## Records:
○ ○ ○ ○
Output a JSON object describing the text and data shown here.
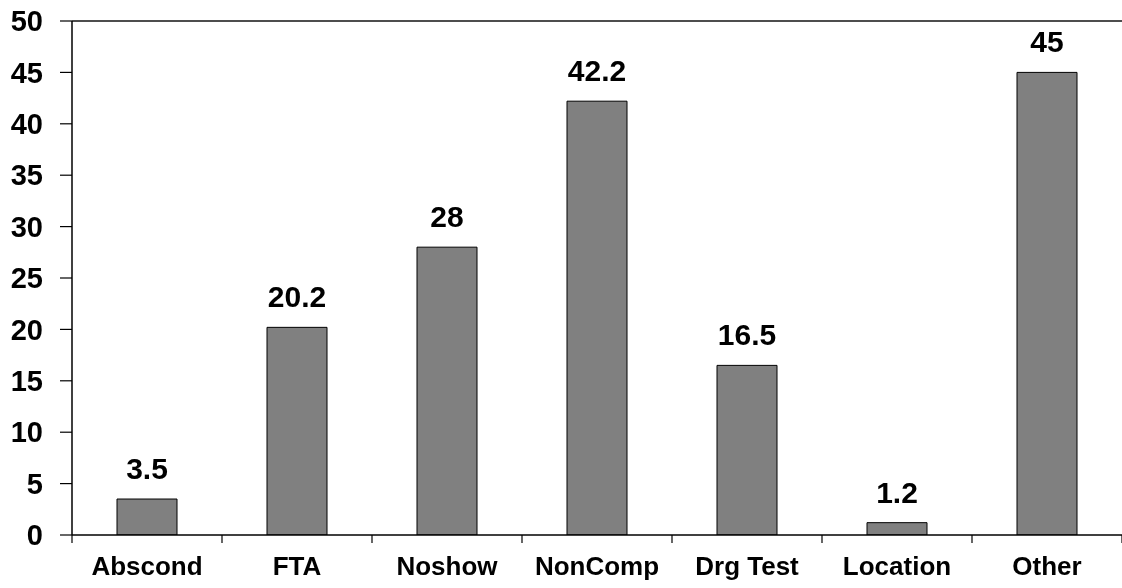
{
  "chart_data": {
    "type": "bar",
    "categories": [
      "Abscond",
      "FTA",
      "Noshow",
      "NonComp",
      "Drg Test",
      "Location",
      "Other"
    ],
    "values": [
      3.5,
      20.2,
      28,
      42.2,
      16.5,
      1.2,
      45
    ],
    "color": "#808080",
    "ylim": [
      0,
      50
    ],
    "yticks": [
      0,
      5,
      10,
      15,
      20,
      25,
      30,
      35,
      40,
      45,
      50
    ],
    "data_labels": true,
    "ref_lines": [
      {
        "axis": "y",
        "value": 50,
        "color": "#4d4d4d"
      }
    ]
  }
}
○ ○ ○ ○
Nothing in the entries should change as you copy them, except that the pictures are left out.

Output a JSON object describing the text and data shown here.
{
  "chart_data": {
    "type": "bar",
    "categories": [
      "Abscond",
      "FTA",
      "Noshow",
      "NonComp",
      "Drg Test",
      "Location",
      "Other"
    ],
    "values": [
      3.5,
      20.2,
      28,
      42.2,
      16.5,
      1.2,
      45
    ],
    "color": "#808080",
    "ylim": [
      0,
      50
    ],
    "yticks": [
      0,
      5,
      10,
      15,
      20,
      25,
      30,
      35,
      40,
      45,
      50
    ],
    "data_labels": true,
    "ref_lines": [
      {
        "axis": "y",
        "value": 50,
        "color": "#4d4d4d"
      }
    ]
  }
}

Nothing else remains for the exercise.